== Task to carry out ==
Gather every line that includes the word "乙种原料", please.

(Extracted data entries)

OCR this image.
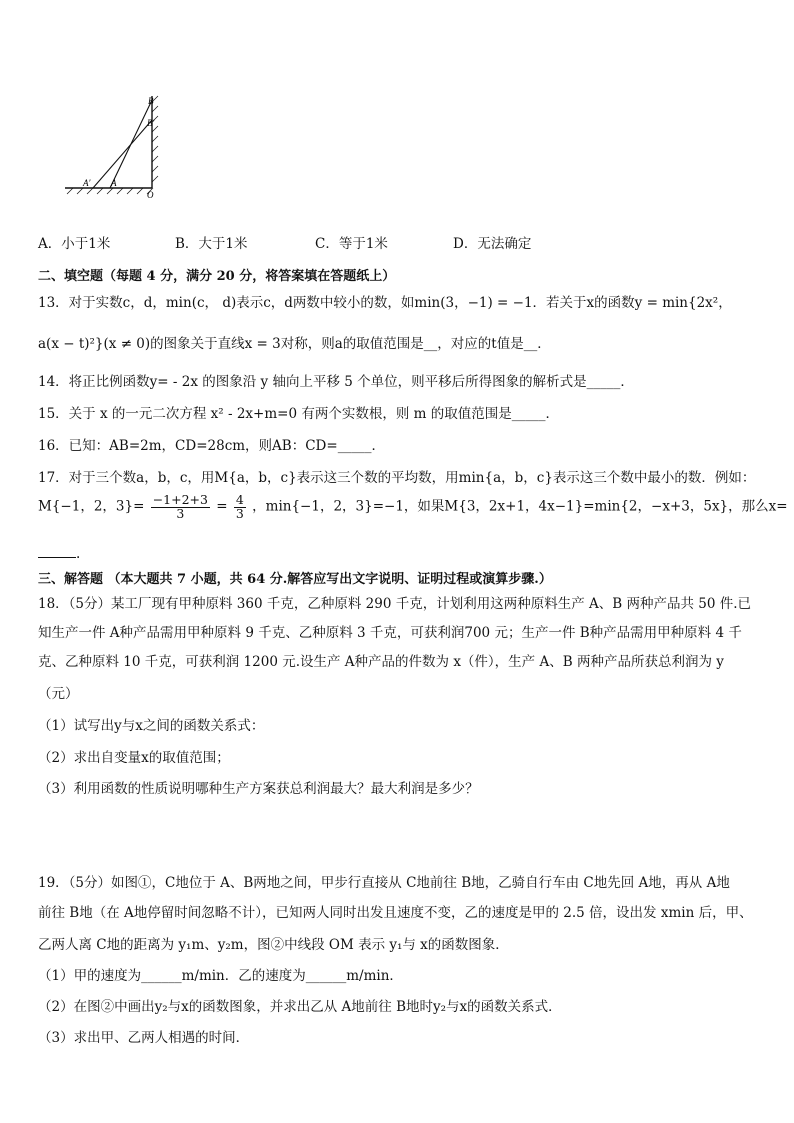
B
B′
A′ A
O
A．小于1米	B．大于1米	C．等于1米	D．无法确定
二、填空题（每题 4 分，满分 20 分，将答案填在答题纸上）
13．对于实数c，d，min(c， d)表示c，d两数中较小的数，如min(3，−1) = −1．若关于x的函数y = min{2x²，
a(x − t)²}(x ≠ 0)的图象关于直线x = 3对称，则a的取值范围是__，对应的t值是__．
14．将正比例函数y= - 2x 的图象沿 y 轴向上平移 5 个单位，则平移后所得图象的解析式是_____．
15．关于 x 的一元二次方程 x² - 2x+m=0 有两个实数根，则 m 的取值范围是_____．
16．已知：AB=2m，CD=28cm，则AB：CD=_____．
17．对于三个数a，b，c，用M{a，b，c}表示这三个数的平均数，用min{a，b，c}表示这三个数中最小的数．例如：
M{−1，2，$3\}= \frac{-1+2+3}{3} = \frac{4}{3}$ ，min{−1，2，3}=−1，如果M{3，2x+1，4x−1}=min{2，−x+3，5x}，那么x=
.
三、解答题 （本大题共 7 小题，共 64 分.解答应写出文字说明、证明过程或演算步骤.）
18．（5分）某工厂现有甲种原料 360 千克，乙种原料 290 千克，计划利用这两种原料生产 A、B 两种产品共 50 件.已
知生产一件 A种产品需用甲种原料 9 千克、乙种原料 3 千克，可获利润700 元；生产一件 B种产品需用甲种原料 4 千
克、乙种原料 10 千克，可获利润 1200 元.设生产 A种产品的件数为 x（件），生产 A、B 两种产品所获总利润为 y
（元）
（1）试写出y与x之间的函数关系式：
（2）求出自变量x的取值范围；
（3）利用函数的性质说明哪种生产方案获总利润最大？最大利润是多少？
19．（5分）如图①，C地位于 A、B两地之间，甲步行直接从 C地前往 B地，乙骑自行车由 C地先回 A地，再从 A地
前往 B地（在 A地停留时间忽略不计），已知两人同时出发且速度不变，乙的速度是甲的 2.5 倍，设出发 xmin 后，甲、
乙两人离 C地的距离为 y₁m、y₂m，图②中线段 OM 表示 y₁与 x的函数图象．
（1）甲的速度为______m/min．乙的速度为______m/min．
（2）在图②中画出y₂与x的函数图象，并求出乙从 A地前往 B地时y₂与x的函数关系式．
（3）求出甲、乙两人相遇的时间．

== Full answer ==
18．（5分）某工厂现有甲种原料 360 千克，乙种原料 290 千克，计划利用这两种原料生产 A、B 两种产品共 50 件.已
知生产一件 A种产品需用甲种原料 9 千克、乙种原料 3 千克，可获利润700 元；生产一件 B种产品需用甲种原料 4 千
克、乙种原料 10 千克，可获利润 1200 元.设生产 A种产品的件数为 x（件），生产 A、B 两种产品所获总利润为 y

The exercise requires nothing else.